[Stored items from a collection]
□ □ □ □ □

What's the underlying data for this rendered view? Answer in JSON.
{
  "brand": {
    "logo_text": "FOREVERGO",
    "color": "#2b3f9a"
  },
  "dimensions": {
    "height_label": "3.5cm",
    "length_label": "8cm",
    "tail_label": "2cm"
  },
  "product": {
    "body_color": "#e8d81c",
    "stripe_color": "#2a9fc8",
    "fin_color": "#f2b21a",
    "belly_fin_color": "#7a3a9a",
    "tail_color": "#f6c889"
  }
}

□ □ □ □ □

- **Stated goal**
Set out the complete listing exactly as shown.

- **Exercise solution**
What's the underlying data for this rendered view? Answer in JSON.
{
  "brand": {
    "logo_text": "FOREVERGO",
    "color": "#2b3f9a"
  },
  "dimensions": {
    "height_label": "3.5cm",
    "length_label": "8cm",
    "tail_label": "2cm"
  },
  "product": {
    "body_color": "#e8d81c",
    "stripe_color": "#2a9fc8",
    "fin_color": "#f2b21a",
    "belly_fin_color": "#7a3a9a",
    "tail_color": "#f6c889"
  }
}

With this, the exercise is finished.